WRITTEN REQUEST:
Please reproduce all of the following lines word for word.

RECORDS:

==*==

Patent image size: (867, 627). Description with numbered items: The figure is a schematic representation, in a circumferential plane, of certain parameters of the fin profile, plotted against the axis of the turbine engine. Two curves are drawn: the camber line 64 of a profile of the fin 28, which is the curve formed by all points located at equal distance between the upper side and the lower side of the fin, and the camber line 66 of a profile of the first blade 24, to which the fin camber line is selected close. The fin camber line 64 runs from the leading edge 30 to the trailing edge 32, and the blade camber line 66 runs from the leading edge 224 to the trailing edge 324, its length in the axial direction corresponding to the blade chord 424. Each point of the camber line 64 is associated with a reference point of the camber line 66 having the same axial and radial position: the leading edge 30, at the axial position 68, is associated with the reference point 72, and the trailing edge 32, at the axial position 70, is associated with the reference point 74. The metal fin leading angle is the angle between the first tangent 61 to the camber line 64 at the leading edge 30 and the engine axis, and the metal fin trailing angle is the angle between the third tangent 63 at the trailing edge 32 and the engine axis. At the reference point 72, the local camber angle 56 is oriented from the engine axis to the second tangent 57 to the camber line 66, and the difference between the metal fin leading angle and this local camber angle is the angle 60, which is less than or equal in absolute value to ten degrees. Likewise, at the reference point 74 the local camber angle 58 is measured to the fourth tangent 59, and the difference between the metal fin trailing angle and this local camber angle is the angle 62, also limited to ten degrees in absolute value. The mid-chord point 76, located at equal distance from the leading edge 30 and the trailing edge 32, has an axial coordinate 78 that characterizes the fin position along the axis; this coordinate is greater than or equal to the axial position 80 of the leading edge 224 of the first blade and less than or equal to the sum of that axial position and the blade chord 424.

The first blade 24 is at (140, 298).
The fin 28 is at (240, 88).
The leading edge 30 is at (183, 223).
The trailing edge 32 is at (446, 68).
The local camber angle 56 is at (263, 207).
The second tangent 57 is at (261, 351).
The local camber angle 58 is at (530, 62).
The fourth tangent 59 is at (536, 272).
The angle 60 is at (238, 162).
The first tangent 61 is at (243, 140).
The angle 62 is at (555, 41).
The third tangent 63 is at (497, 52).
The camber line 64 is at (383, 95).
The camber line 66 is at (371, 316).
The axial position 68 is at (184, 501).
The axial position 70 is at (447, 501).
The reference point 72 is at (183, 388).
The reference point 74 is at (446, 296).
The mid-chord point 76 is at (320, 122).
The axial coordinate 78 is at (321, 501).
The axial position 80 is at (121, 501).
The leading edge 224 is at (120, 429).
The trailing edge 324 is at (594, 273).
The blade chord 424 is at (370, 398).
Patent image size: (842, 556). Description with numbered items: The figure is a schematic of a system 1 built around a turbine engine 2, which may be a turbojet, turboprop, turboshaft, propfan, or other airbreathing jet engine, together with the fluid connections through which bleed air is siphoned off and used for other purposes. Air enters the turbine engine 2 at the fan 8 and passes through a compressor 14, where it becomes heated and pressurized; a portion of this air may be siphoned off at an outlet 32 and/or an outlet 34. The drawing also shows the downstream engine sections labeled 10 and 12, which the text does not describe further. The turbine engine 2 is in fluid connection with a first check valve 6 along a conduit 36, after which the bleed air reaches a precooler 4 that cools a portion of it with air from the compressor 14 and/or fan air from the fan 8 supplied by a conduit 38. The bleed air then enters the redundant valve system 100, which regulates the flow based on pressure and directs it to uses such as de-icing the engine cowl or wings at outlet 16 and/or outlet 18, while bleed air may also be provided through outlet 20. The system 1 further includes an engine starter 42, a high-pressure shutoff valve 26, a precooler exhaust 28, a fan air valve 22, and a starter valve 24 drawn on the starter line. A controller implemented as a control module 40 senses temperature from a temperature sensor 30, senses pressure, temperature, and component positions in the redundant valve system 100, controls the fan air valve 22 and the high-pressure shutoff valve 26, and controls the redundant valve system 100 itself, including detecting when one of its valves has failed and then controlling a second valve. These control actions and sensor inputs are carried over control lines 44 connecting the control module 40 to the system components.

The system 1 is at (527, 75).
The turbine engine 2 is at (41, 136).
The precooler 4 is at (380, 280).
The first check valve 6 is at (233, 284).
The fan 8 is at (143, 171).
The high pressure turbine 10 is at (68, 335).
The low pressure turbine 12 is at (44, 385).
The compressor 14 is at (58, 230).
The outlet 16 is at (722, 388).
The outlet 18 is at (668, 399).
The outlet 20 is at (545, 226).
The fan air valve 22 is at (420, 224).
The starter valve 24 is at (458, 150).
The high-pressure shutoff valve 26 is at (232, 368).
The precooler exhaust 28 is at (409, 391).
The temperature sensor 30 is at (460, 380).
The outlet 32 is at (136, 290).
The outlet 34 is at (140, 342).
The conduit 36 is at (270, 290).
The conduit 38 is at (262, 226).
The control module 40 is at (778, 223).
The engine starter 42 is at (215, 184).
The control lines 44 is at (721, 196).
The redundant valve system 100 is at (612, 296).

==*==

TASK RESULT:
Patent image size: (867, 627). Description with numbered items: The figure is a schematic representation, in a circumferential plane, of certain parameters of the fin profile, plotted against the axis of the turbine engine. Two curves are drawn: the camber line 64 of a profile of the fin 28, which is the curve formed by all points located at equal distance between the upper side and the lower side of the fin, and the camber line 66 of a profile of the first blade 24, to which the fin camber line is selected close. The fin camber line 64 runs from the leading edge 30 to the trailing edge 32, and the blade camber line 66 runs from the leading edge 224 to the trailing edge 324, its length in the axial direction corresponding to the blade chord 424. Each point of the camber line 64 is associated with a reference point of the camber line 66 having the same axial and radial position: the leading edge 30, at the axial position 68, is associated with the reference point 72, and the trailing edge 32, at the axial position 70, is associated with the reference point 74. The metal fin leading angle is the angle between the first tangent 61 to the camber line 64 at the leading edge 30 and the engine axis, and the metal fin trailing angle is the angle between the third tangent 63 at the trailing edge 32 and the engine axis. At the reference point 72, the local camber angle 56 is oriented from the engine axis to the second tangent 57 to the camber line 66, and the difference between the metal fin leading angle and this local camber angle is the angle 60, which is less than or equal in absolute value to ten degrees. Likewise, at the reference point 74 the local camber angle 58 is measured to the fourth tangent 59, and the difference between the metal fin trailing angle and this local camber angle is the angle 62, also limited to ten degrees in absolute value. The mid-chord point 76, located at equal distance from the leading edge 30 and the trailing edge 32, has an axial coordinate 78 that characterizes the fin position along the axis; this coordinate is greater than or equal to the axial position 80 of the leading edge 224 of the first blade and less than or equal to the sum of that axial position and the blade chord 424.

The first blade 24 is at (140, 298).
The fin 28 is at (240, 88).
The leading edge 30 is at (183, 223).
The trailing edge 32 is at (446, 68).
The local camber angle 56 is at (263, 207).
The second tangent 57 is at (261, 351).
The local camber angle 58 is at (530, 62).
The fourth tangent 59 is at (536, 272).
The angle 60 is at (238, 162).
The first tangent 61 is at (243, 140).
The angle 62 is at (555, 41).
The third tangent 63 is at (497, 52).
The camber line 64 is at (383, 95).
The camber line 66 is at (371, 316).
The axial position 68 is at (184, 501).
The axial position 70 is at (447, 501).
The reference point 72 is at (183, 388).
The reference point 74 is at (446, 296).
The mid-chord point 76 is at (320, 122).
The axial coordinate 78 is at (321, 501).
The axial position 80 is at (121, 501).
The leading edge 224 is at (120, 429).
The trailing edge 324 is at (594, 273).
The blade chord 424 is at (370, 398).
Patent image size: (842, 556). Description with numbered items: The figure is a schematic of a system 1 built around a turbine engine 2, which may be a turbojet, turboprop, turboshaft, propfan, or other airbreathing jet engine, together with the fluid connections through which bleed air is siphoned off and used for other purposes. Air enters the turbine engine 2 at the fan 8 and passes through a compressor 14, where it becomes heated and pressurized; a portion of this air may be siphoned off at an outlet 32 and/or an outlet 34. The drawing also shows the downstream engine sections labeled 10 and 12, which the text does not describe further. The turbine engine 2 is in fluid connection with a first check valve 6 along a conduit 36, after which the bleed air reaches a precooler 4 that cools a portion of it with air from the compressor 14 and/or fan air from the fan 8 supplied by a conduit 38. The bleed air then enters the redundant valve system 100, which regulates the flow based on pressure and directs it to uses such as de-icing the engine cowl or wings at outlet 16 and/or outlet 18, while bleed air may also be provided through outlet 20. The system 1 further includes an engine starter 42, a high-pressure shutoff valve 26, a precooler exhaust 28, a fan air valve 22, and a starter valve 24 drawn on the starter line. A controller implemented as a control module 40 senses temperature from a temperature sensor 30, senses pressure, temperature, and component positions in the redundant valve system 100, controls the fan air valve 22 and the high-pressure shutoff valve 26, and controls the redundant valve system 100 itself, including detecting when one of its valves has failed and then controlling a second valve. These control actions and sensor inputs are carried over control lines 44 connecting the control module 40 to the system components.

The system 1 is at (527, 75).
The turbine engine 2 is at (41, 136).
The precooler 4 is at (380, 280).
The first check valve 6 is at (233, 284).
The fan 8 is at (143, 171).
The high pressure turbine 10 is at (68, 335).
The low pressure turbine 12 is at (44, 385).
The compressor 14 is at (58, 230).
The outlet 16 is at (722, 388).
The outlet 18 is at (668, 399).
The outlet 20 is at (545, 226).
The fan air valve 22 is at (420, 224).
The starter valve 24 is at (458, 150).
The high-pressure shutoff valve 26 is at (232, 368).
The precooler exhaust 28 is at (409, 391).
The temperature sensor 30 is at (460, 380).
The outlet 32 is at (136, 290).
The outlet 34 is at (140, 342).
The conduit 36 is at (270, 290).
The conduit 38 is at (262, 226).
The control module 40 is at (778, 223).
The engine starter 42 is at (215, 184).
The control lines 44 is at (721, 196).
The redundant valve system 100 is at (612, 296).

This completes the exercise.